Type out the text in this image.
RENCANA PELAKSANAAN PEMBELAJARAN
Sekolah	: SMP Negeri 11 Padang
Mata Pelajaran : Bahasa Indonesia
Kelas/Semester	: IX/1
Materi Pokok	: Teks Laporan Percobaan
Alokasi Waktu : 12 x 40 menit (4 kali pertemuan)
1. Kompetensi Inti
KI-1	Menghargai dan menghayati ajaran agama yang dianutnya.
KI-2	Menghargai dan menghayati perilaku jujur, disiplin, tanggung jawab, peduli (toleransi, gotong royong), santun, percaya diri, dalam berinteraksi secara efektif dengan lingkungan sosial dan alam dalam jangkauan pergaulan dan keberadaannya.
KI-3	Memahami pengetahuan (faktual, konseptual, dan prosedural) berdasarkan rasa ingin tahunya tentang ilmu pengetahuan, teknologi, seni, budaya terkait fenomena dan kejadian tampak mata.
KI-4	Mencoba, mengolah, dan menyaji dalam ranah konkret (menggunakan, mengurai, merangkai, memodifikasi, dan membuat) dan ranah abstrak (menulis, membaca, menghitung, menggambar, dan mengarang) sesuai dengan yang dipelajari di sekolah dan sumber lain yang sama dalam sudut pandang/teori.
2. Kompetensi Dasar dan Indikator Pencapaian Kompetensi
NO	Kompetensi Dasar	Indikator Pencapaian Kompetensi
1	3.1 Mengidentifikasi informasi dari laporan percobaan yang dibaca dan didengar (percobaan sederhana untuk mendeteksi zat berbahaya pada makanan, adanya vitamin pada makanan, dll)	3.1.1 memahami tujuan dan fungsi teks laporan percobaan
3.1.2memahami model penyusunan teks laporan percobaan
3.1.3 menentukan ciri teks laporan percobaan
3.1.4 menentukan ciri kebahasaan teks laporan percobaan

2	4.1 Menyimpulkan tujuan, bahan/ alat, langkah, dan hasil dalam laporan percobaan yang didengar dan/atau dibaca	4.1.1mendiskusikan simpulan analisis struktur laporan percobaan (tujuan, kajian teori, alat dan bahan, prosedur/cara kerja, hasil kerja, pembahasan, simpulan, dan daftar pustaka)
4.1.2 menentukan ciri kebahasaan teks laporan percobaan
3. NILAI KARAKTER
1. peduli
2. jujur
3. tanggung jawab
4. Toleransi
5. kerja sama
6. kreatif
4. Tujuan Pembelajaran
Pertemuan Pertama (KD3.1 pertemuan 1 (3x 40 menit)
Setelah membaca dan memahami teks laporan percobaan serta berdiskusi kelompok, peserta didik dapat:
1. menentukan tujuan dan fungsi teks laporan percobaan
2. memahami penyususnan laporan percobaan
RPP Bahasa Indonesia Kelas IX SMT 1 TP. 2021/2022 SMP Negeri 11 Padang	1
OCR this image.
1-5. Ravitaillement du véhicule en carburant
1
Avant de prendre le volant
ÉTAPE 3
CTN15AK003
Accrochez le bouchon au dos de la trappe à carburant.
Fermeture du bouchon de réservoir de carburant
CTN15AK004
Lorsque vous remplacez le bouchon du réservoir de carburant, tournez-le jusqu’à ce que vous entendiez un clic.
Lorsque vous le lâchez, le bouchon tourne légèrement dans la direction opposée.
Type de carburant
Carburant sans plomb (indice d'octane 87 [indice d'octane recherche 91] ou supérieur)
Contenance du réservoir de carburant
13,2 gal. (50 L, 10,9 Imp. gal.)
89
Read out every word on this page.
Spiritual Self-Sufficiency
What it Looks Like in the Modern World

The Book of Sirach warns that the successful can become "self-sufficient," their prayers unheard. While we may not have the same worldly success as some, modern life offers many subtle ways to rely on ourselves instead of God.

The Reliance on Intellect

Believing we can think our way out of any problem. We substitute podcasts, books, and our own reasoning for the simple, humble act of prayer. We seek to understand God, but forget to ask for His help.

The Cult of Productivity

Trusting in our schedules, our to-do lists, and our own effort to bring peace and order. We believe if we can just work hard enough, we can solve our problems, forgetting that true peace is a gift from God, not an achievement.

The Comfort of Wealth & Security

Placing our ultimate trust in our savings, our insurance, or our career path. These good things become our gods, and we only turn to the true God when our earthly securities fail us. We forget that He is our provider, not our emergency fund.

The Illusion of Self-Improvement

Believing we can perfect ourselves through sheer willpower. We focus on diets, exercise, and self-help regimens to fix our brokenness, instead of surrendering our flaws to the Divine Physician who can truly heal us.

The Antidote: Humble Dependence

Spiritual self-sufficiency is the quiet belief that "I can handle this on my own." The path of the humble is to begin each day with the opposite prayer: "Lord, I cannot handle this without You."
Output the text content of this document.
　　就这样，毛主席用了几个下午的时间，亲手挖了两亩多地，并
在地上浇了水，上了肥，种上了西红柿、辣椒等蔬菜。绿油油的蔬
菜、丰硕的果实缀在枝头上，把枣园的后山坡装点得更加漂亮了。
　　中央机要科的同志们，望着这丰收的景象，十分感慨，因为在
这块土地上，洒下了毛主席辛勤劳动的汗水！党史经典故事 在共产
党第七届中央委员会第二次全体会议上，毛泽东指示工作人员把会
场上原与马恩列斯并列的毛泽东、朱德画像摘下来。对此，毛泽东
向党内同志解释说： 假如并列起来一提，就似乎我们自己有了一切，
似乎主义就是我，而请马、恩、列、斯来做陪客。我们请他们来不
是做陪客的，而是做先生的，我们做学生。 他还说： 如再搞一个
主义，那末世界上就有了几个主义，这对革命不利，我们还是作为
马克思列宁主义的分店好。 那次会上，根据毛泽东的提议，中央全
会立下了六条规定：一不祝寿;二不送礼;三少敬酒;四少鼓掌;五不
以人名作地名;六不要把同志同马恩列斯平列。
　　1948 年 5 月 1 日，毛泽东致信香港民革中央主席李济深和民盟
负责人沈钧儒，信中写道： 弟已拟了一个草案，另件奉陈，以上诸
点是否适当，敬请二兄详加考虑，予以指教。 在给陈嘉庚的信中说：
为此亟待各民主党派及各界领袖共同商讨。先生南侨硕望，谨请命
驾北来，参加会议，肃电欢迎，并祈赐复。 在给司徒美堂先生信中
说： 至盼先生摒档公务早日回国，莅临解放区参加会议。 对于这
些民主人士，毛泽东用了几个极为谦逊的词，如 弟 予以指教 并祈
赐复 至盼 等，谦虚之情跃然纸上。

────

**Job**
Beginning at the line that holds "Output the text content of this document.", write out word for word each line through the end of the records.

**Output for this task**
Output the text content of this document.
　　就这样，毛主席用了几个下午的时间，亲手挖了两亩多地，并
在地上浇了水，上了肥，种上了西红柿、辣椒等蔬菜。绿油油的蔬
菜、丰硕的果实缀在枝头上，把枣园的后山坡装点得更加漂亮了。
　　中央机要科的同志们，望着这丰收的景象，十分感慨，因为在
这块土地上，洒下了毛主席辛勤劳动的汗水！党史经典故事 在共产
党第七届中央委员会第二次全体会议上，毛泽东指示工作人员把会
场上原与马恩列斯并列的毛泽东、朱德画像摘下来。对此，毛泽东
向党内同志解释说： 假如并列起来一提，就似乎我们自己有了一切，
似乎主义就是我，而请马、恩、列、斯来做陪客。我们请他们来不
是做陪客的，而是做先生的，我们做学生。 他还说： 如再搞一个
主义，那末世界上就有了几个主义，这对革命不利，我们还是作为
马克思列宁主义的分店好。 那次会上，根据毛泽东的提议，中央全
会立下了六条规定：一不祝寿;二不送礼;三少敬酒;四少鼓掌;五不
以人名作地名;六不要把同志同马恩列斯平列。
　　1948 年 5 月 1 日，毛泽东致信香港民革中央主席李济深和民盟
负责人沈钧儒，信中写道： 弟已拟了一个草案，另件奉陈，以上诸
点是否适当，敬请二兄详加考虑，予以指教。 在给陈嘉庚的信中说：
为此亟待各民主党派及各界领袖共同商讨。先生南侨硕望，谨请命
驾北来，参加会议，肃电欢迎，并祈赐复。 在给司徒美堂先生信中
说： 至盼先生摒档公务早日回国，莅临解放区参加会议。 对于这
些民主人士，毛泽东用了几个极为谦逊的词，如 弟 予以指教 并祈
赐复 至盼 等，谦虚之情跃然纸上。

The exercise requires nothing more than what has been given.